▸ Exercise task:
Give every line again exactly as it appears, please, but not the pictures.

▸ Source data:

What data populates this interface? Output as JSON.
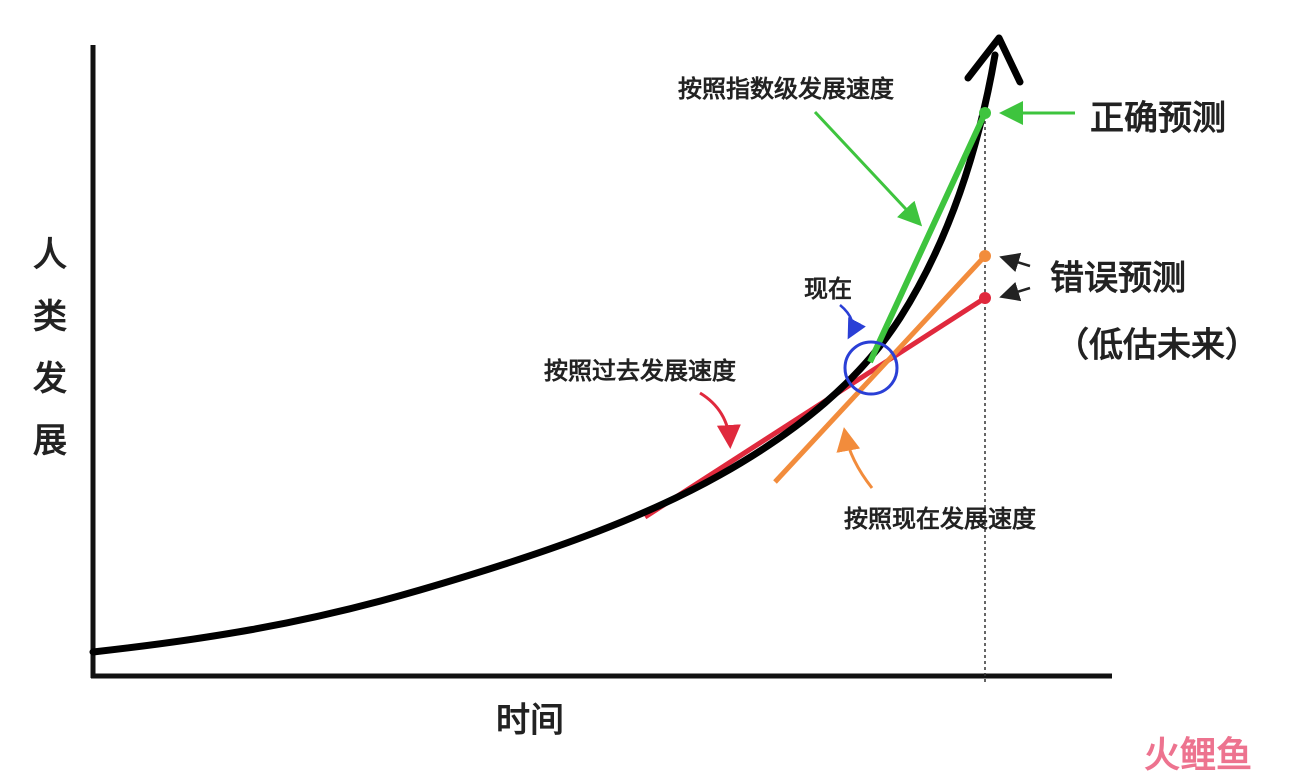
{
  "diagram": {
    "y_axis_label": "人类发展",
    "x_axis_label": "时间",
    "annotations": {
      "exponential": "按照指数级发展速度",
      "correct": "正确预测",
      "wrong": "错误预测",
      "underestimate": "（低估未来）",
      "now": "现在",
      "past_rate": "按照过去发展速度",
      "current_rate": "按照现在发展速度"
    }
  },
  "watermark": "火鲤鱼"
}
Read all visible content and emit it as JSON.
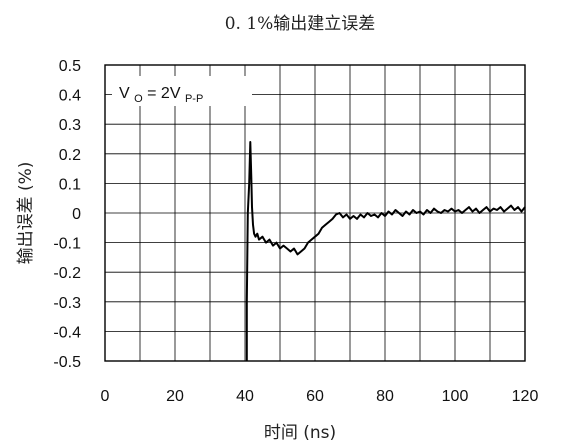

▸ Output for this exercise:
What data populates this interface? Output as JSON.
{
  "diagram": {
    "y_axis_label": "人类发展",
    "x_axis_label": "时间",
    "annotations": {
      "exponential": "按照指数级发展速度",
      "correct": "正确预测",
      "wrong": "错误预测",
      "underestimate": "（低估未来）",
      "now": "现在",
      "past_rate": "按照过去发展速度",
      "current_rate": "按照现在发展速度"
    }
  },
  "watermark": "火鲤鱼"
}
Read all visible content and emit it as JSON.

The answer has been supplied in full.